[Data entries]
* * * * * * *

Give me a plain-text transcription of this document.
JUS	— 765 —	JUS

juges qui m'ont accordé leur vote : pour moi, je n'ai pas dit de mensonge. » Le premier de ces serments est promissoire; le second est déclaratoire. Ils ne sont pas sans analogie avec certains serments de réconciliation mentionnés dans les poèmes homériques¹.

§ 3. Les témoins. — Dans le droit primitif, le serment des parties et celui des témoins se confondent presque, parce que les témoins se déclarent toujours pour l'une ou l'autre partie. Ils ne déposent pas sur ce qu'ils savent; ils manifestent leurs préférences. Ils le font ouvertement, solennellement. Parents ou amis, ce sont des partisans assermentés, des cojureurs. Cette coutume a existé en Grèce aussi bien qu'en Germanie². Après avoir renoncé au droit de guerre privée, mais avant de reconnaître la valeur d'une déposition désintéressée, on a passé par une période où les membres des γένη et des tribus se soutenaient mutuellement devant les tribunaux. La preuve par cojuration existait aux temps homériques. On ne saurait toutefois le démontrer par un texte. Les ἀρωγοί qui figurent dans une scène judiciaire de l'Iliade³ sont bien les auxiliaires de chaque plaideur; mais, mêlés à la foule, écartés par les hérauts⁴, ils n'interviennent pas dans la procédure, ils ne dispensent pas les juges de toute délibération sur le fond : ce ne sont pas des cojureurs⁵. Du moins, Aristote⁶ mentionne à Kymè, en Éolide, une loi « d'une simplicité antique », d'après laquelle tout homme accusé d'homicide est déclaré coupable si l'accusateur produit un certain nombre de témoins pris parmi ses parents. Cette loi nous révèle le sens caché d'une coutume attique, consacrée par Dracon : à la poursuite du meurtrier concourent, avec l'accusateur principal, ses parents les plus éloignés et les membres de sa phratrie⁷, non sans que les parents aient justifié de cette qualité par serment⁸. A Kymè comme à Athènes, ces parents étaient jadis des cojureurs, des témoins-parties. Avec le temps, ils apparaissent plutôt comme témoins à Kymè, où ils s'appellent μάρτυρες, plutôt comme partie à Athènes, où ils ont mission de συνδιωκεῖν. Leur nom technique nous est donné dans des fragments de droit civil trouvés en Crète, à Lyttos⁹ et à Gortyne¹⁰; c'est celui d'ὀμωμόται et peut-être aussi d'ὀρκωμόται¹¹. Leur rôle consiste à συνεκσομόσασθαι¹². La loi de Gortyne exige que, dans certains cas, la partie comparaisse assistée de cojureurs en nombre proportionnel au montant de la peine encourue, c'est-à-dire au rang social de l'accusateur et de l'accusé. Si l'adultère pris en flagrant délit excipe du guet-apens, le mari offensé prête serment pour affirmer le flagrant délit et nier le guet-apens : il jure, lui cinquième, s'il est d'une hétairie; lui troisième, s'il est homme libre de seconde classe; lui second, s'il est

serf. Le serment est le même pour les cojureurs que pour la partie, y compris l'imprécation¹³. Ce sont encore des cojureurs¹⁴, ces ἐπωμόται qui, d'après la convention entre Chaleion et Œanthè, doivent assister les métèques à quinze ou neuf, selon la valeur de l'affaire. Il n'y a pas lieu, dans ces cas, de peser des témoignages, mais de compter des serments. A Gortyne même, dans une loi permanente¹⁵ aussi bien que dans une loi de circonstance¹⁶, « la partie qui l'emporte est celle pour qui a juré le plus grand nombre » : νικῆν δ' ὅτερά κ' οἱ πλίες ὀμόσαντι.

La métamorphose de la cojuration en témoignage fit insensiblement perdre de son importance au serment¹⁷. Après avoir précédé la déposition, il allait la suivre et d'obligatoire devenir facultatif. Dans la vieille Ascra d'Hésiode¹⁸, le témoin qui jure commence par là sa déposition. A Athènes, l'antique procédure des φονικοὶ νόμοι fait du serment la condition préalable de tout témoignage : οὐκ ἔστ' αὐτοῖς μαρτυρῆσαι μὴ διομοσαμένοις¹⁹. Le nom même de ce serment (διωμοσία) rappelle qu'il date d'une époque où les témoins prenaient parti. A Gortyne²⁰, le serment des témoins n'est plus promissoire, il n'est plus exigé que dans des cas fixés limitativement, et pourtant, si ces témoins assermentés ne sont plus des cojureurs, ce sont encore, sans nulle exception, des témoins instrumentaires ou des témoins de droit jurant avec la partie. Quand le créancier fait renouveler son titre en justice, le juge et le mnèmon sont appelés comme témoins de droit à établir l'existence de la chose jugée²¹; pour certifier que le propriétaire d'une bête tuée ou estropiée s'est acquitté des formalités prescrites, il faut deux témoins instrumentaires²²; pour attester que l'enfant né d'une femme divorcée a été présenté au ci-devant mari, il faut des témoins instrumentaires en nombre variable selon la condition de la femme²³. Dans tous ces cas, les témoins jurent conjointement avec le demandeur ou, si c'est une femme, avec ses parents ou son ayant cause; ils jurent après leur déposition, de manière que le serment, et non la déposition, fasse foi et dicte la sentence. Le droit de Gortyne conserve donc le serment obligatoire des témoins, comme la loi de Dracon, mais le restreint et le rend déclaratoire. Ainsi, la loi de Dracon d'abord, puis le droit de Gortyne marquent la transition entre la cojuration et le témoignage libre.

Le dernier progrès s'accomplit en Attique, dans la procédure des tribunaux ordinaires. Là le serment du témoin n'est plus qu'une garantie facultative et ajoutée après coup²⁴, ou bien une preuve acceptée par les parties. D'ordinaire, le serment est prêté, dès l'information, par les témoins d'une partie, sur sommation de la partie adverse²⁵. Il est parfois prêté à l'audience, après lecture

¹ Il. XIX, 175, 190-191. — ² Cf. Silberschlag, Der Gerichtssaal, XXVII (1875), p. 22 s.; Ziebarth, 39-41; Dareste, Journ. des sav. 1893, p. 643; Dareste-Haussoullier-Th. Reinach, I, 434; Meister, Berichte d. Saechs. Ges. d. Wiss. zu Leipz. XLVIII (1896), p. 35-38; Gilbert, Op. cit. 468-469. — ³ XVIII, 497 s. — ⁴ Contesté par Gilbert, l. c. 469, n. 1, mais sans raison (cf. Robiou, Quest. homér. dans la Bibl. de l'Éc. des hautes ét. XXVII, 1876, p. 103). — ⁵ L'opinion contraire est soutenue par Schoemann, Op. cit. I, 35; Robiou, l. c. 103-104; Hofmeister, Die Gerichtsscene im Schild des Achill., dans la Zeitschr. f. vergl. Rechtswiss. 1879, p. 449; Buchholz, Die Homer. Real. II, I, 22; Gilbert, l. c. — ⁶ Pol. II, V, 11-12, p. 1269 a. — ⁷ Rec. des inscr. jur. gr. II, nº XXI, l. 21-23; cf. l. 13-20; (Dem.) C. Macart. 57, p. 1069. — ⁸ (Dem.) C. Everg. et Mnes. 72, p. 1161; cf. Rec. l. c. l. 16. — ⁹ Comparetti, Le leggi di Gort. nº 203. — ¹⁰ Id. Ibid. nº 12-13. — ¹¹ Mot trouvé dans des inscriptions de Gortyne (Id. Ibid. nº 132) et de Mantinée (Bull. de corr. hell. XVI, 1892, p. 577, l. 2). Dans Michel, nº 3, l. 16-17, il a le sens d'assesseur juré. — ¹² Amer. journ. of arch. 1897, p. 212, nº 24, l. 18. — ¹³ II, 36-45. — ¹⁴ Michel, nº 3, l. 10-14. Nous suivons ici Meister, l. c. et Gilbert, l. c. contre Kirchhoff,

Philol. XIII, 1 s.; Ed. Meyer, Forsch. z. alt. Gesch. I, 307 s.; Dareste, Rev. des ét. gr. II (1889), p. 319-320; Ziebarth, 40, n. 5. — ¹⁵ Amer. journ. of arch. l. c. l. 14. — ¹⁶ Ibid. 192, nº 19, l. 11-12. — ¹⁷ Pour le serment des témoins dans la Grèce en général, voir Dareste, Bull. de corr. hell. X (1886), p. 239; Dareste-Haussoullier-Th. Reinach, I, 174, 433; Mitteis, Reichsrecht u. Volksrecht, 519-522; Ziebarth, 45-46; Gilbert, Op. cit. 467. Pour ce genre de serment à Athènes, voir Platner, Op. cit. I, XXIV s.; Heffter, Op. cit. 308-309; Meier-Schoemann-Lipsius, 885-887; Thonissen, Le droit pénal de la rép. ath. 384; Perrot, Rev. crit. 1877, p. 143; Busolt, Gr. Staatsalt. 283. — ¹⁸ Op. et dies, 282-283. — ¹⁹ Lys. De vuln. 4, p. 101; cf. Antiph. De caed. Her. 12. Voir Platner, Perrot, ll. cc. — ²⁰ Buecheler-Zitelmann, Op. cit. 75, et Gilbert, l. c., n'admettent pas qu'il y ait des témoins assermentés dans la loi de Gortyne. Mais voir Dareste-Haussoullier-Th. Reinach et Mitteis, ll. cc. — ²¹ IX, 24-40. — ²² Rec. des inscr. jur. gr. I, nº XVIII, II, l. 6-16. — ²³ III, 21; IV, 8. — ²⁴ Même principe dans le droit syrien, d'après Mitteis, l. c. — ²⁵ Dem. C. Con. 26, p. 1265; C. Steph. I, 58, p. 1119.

* * * * * * *

In the records above, locate every line with the string "serments" and copy it.

juges qui m'ont accordé leur vote : pour moi, je n'ai pas dit de mensonge. » Le premier de ces serments est promissoire; le second est déclaratoire. Ils ne sont pas sans analogie avec certains serments de réconciliation mentionnés dans les poèmes homériques¹.
serf. Le serment est le même pour les cojureurs que pour la partie, y compris l'imprécation¹³. Ce sont encore des cojureurs¹⁴, ces ἐπωμόται qui, d'après la convention entre Chaleion et Œanthè, doivent assister les métèques à quinze ou neuf, selon la valeur de l'affaire. Il n'y a pas lieu, dans ces cas, de peser des témoignages, mais de compter des serments. A Gortyne même, dans une loi permanente¹⁵ aussi bien que dans une loi de circonstance¹⁶, « la partie qui l'emporte est celle pour qui a juré le plus grand nombre » : νικῆν δ' ὅτερά κ' οἱ πλίες ὀμόσαντι.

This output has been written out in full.